Give the count of lines containing the string "схема", with no other output.

******

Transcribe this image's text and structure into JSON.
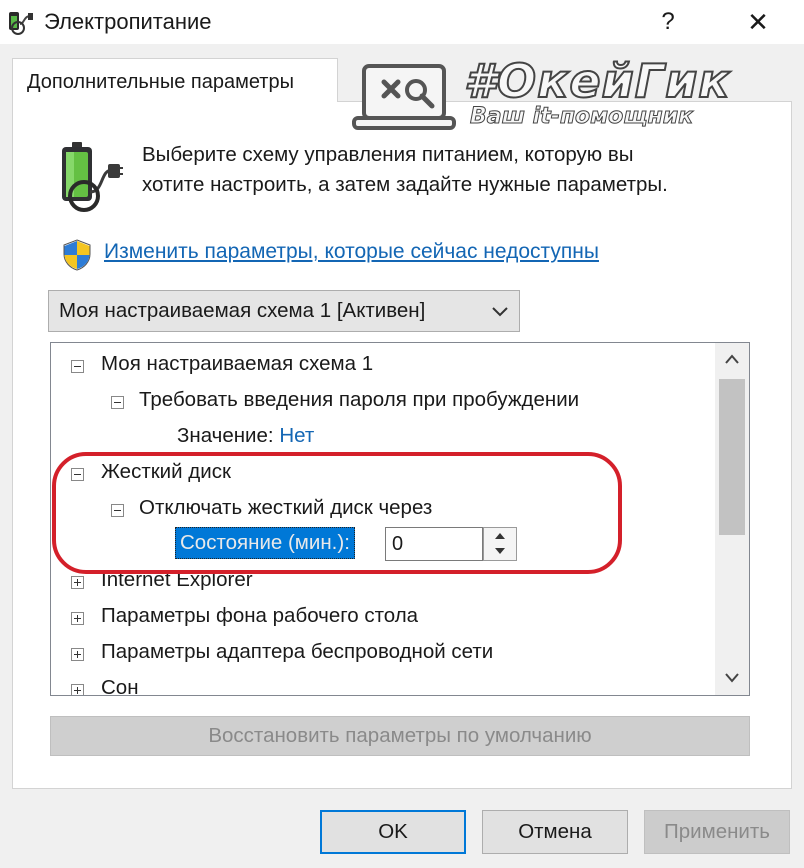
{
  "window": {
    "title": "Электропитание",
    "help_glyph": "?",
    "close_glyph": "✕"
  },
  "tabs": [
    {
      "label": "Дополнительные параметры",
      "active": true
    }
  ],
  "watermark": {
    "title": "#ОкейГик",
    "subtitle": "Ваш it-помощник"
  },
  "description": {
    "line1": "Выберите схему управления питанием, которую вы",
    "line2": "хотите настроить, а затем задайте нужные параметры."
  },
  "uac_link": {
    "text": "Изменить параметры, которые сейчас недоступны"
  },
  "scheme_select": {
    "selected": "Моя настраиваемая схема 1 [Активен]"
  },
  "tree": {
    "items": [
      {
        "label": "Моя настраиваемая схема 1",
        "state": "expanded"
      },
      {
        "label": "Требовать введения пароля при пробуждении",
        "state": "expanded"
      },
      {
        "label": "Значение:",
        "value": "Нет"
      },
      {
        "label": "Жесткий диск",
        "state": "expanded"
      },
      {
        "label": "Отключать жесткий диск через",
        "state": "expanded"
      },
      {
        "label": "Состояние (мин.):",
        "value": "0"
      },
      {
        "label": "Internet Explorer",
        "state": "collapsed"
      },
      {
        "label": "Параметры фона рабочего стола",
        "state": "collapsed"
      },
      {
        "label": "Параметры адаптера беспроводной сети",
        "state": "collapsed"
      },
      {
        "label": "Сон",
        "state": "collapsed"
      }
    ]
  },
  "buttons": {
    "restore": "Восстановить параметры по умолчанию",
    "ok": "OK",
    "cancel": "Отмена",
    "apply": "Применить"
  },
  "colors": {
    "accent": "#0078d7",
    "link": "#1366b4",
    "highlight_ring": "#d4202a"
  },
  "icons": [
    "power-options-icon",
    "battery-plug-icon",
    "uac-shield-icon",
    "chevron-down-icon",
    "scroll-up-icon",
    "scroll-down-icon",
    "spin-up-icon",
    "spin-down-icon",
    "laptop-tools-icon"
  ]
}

******

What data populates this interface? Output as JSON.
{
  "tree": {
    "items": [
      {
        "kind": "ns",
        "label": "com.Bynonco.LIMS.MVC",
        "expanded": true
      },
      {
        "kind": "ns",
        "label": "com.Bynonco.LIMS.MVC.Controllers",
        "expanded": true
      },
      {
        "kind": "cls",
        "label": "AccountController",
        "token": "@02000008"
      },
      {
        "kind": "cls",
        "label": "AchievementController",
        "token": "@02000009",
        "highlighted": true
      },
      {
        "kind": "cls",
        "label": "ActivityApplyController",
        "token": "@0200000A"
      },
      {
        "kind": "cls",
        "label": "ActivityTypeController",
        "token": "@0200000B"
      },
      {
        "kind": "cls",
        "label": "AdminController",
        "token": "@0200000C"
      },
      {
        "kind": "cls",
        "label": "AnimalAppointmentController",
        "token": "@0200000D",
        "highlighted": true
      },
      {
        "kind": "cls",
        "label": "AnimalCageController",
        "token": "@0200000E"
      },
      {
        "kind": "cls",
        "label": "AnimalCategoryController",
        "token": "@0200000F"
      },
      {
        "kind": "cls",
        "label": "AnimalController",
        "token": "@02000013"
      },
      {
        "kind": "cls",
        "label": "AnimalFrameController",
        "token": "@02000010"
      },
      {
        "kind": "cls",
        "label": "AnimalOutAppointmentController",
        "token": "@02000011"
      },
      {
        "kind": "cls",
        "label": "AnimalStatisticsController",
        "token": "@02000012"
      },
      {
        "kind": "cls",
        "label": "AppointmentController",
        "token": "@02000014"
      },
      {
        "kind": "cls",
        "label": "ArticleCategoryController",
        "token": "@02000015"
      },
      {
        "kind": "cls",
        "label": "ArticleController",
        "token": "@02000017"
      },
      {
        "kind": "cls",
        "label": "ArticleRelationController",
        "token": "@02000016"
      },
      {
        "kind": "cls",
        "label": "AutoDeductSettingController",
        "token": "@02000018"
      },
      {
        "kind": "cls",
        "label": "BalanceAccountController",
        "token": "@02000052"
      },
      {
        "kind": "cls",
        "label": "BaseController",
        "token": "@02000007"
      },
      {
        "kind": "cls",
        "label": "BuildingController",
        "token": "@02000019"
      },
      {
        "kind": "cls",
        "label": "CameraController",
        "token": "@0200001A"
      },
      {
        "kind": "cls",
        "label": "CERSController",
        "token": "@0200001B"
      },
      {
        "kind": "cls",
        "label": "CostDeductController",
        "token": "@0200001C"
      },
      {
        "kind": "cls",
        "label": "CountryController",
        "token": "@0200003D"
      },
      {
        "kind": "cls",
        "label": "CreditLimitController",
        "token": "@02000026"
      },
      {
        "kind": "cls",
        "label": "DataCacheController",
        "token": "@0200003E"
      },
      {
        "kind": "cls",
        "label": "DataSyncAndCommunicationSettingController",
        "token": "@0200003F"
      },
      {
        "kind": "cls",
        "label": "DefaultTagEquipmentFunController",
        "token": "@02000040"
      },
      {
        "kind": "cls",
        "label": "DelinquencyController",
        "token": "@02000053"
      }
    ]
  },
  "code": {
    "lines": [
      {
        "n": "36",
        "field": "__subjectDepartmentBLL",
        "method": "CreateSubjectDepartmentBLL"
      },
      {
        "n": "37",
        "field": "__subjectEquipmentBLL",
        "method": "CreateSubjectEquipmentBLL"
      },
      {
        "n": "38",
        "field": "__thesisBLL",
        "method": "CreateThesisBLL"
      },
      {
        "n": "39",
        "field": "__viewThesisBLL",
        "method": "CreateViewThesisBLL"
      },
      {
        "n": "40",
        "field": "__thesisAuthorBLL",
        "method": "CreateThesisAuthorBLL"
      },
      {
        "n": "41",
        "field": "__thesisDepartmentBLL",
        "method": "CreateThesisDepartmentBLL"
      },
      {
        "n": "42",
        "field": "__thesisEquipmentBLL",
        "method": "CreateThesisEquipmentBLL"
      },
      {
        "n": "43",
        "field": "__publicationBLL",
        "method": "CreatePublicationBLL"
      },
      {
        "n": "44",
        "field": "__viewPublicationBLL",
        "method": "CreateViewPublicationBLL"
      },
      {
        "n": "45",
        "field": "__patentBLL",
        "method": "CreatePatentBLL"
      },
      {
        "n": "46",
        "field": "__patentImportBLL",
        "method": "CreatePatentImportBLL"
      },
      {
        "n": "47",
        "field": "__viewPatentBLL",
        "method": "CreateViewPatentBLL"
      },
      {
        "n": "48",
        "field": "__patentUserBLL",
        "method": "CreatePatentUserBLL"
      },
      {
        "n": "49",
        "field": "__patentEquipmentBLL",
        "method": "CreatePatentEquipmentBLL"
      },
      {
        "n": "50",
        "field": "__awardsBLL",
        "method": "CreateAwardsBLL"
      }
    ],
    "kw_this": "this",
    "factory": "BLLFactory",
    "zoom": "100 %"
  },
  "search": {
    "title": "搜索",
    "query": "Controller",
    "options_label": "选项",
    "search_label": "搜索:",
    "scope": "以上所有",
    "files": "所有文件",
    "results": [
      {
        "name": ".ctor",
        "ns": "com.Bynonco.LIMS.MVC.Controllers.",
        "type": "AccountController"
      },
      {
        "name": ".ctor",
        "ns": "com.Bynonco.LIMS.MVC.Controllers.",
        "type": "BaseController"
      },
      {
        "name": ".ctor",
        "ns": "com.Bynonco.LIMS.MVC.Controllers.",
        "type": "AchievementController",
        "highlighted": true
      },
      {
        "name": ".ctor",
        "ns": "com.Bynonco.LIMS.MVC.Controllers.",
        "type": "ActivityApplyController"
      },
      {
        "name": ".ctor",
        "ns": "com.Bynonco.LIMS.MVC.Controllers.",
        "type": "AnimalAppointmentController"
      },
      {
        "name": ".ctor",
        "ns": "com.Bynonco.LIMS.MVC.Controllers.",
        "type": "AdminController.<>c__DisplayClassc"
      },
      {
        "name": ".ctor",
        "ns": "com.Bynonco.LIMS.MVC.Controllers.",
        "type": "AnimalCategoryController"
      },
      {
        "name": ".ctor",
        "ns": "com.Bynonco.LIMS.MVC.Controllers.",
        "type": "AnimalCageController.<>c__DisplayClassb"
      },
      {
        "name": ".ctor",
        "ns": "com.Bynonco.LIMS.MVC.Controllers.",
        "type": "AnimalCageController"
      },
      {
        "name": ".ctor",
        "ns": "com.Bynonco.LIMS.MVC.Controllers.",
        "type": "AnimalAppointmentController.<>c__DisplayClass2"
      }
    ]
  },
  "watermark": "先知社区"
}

******

Expected answer: 2